**What needs to be done:**
Repeat each line of the records below exactly.
+++++
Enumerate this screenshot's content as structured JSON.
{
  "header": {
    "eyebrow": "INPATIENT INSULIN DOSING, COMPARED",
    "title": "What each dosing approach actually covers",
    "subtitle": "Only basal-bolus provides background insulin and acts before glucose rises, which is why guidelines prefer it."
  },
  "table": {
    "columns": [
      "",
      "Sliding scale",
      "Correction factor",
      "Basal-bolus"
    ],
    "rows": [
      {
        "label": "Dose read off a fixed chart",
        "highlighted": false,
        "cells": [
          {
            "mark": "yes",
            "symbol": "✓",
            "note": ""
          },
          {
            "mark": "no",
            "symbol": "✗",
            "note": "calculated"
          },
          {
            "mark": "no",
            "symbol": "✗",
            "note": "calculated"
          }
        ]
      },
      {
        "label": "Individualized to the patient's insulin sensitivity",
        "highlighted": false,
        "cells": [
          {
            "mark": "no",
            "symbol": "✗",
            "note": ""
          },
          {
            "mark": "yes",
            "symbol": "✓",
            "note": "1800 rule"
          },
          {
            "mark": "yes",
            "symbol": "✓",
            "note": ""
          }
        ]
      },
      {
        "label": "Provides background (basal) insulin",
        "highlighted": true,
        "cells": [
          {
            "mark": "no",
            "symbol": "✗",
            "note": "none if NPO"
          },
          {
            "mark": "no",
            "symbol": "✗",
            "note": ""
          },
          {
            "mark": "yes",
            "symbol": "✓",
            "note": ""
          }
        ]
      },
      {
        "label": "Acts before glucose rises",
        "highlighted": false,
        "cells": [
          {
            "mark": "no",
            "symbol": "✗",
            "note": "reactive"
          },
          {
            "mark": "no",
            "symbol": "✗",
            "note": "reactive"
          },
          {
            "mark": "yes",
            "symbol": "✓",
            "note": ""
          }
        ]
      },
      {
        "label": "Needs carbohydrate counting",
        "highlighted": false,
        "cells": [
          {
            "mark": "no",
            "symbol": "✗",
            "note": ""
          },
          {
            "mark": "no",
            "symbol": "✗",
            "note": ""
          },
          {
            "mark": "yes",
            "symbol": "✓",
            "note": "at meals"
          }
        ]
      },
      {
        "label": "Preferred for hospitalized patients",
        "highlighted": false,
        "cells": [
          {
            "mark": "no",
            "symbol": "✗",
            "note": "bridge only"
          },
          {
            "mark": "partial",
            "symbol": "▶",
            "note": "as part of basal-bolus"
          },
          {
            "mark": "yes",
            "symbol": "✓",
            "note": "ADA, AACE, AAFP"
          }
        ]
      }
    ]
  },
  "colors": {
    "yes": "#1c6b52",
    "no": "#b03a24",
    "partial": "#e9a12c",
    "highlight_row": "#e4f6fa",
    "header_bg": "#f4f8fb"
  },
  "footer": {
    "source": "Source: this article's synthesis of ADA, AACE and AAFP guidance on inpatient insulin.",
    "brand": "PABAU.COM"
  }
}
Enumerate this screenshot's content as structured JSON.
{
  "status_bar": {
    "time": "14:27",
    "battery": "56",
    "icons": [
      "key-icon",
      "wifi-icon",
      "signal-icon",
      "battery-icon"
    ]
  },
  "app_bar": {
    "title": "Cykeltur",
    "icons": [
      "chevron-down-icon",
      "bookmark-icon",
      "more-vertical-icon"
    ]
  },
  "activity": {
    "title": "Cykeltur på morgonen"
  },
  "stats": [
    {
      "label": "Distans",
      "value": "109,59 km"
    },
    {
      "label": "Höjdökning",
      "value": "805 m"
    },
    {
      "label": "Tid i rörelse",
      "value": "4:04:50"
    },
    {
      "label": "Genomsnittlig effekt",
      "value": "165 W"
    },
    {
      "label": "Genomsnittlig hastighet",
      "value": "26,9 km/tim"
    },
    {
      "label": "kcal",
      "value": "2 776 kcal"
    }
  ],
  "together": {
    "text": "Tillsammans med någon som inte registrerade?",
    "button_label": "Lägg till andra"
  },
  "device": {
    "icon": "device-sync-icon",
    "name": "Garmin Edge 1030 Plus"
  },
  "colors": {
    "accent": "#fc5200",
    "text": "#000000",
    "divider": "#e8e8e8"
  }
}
+++++
**Task answer:**
Enumerate this screenshot's content as structured JSON.
{
  "header": {
    "eyebrow": "INPATIENT INSULIN DOSING, COMPARED",
    "title": "What each dosing approach actually covers",
    "subtitle": "Only basal-bolus provides background insulin and acts before glucose rises, which is why guidelines prefer it."
  },
  "table": {
    "columns": [
      "",
      "Sliding scale",
      "Correction factor",
      "Basal-bolus"
    ],
    "rows": [
      {
        "label": "Dose read off a fixed chart",
        "highlighted": false,
        "cells": [
          {
            "mark": "yes",
            "symbol": "✓",
            "note": ""
          },
          {
            "mark": "no",
            "symbol": "✗",
            "note": "calculated"
          },
          {
            "mark": "no",
            "symbol": "✗",
            "note": "calculated"
          }
        ]
      },
      {
        "label": "Individualized to the patient's insulin sensitivity",
        "highlighted": false,
        "cells": [
          {
            "mark": "no",
            "symbol": "✗",
            "note": ""
          },
          {
            "mark": "yes",
            "symbol": "✓",
            "note": "1800 rule"
          },
          {
            "mark": "yes",
            "symbol": "✓",
            "note": ""
          }
        ]
      },
      {
        "label": "Provides background (basal) insulin",
        "highlighted": true,
        "cells": [
          {
            "mark": "no",
            "symbol": "✗",
            "note": "none if NPO"
          },
          {
            "mark": "no",
            "symbol": "✗",
            "note": ""
          },
          {
            "mark": "yes",
            "symbol": "✓",
            "note": ""
          }
        ]
      },
      {
        "label": "Acts before glucose rises",
        "highlighted": false,
        "cells": [
          {
            "mark": "no",
            "symbol": "✗",
            "note": "reactive"
          },
          {
            "mark": "no",
            "symbol": "✗",
            "note": "reactive"
          },
          {
            "mark": "yes",
            "symbol": "✓",
            "note": ""
          }
        ]
      },
      {
        "label": "Needs carbohydrate counting",
        "highlighted": false,
        "cells": [
          {
            "mark": "no",
            "symbol": "✗",
            "note": ""
          },
          {
            "mark": "no",
            "symbol": "✗",
            "note": ""
          },
          {
            "mark": "yes",
            "symbol": "✓",
            "note": "at meals"
          }
        ]
      },
      {
        "label": "Preferred for hospitalized patients",
        "highlighted": false,
        "cells": [
          {
            "mark": "no",
            "symbol": "✗",
            "note": "bridge only"
          },
          {
            "mark": "partial",
            "symbol": "▶",
            "note": "as part of basal-bolus"
          },
          {
            "mark": "yes",
            "symbol": "✓",
            "note": "ADA, AACE, AAFP"
          }
        ]
      }
    ]
  },
  "colors": {
    "yes": "#1c6b52",
    "no": "#b03a24",
    "partial": "#e9a12c",
    "highlight_row": "#e4f6fa",
    "header_bg": "#f4f8fb"
  },
  "footer": {
    "source": "Source: this article's synthesis of ADA, AACE and AAFP guidance on inpatient insulin.",
    "brand": "PABAU.COM"
  }
}
Enumerate this screenshot's content as structured JSON.
{
  "status_bar": {
    "time": "14:27",
    "battery": "56",
    "icons": [
      "key-icon",
      "wifi-icon",
      "signal-icon",
      "battery-icon"
    ]
  },
  "app_bar": {
    "title": "Cykeltur",
    "icons": [
      "chevron-down-icon",
      "bookmark-icon",
      "more-vertical-icon"
    ]
  },
  "activity": {
    "title": "Cykeltur på morgonen"
  },
  "stats": [
    {
      "label": "Distans",
      "value": "109,59 km"
    },
    {
      "label": "Höjdökning",
      "value": "805 m"
    },
    {
      "label": "Tid i rörelse",
      "value": "4:04:50"
    },
    {
      "label": "Genomsnittlig effekt",
      "value": "165 W"
    },
    {
      "label": "Genomsnittlig hastighet",
      "value": "26,9 km/tim"
    },
    {
      "label": "kcal",
      "value": "2 776 kcal"
    }
  ],
  "together": {
    "text": "Tillsammans med någon som inte registrerade?",
    "button_label": "Lägg till andra"
  },
  "device": {
    "icon": "device-sync-icon",
    "name": "Garmin Edge 1030 Plus"
  },
  "colors": {
    "accent": "#fc5200",
    "text": "#000000",
    "divider": "#e8e8e8"
  }
}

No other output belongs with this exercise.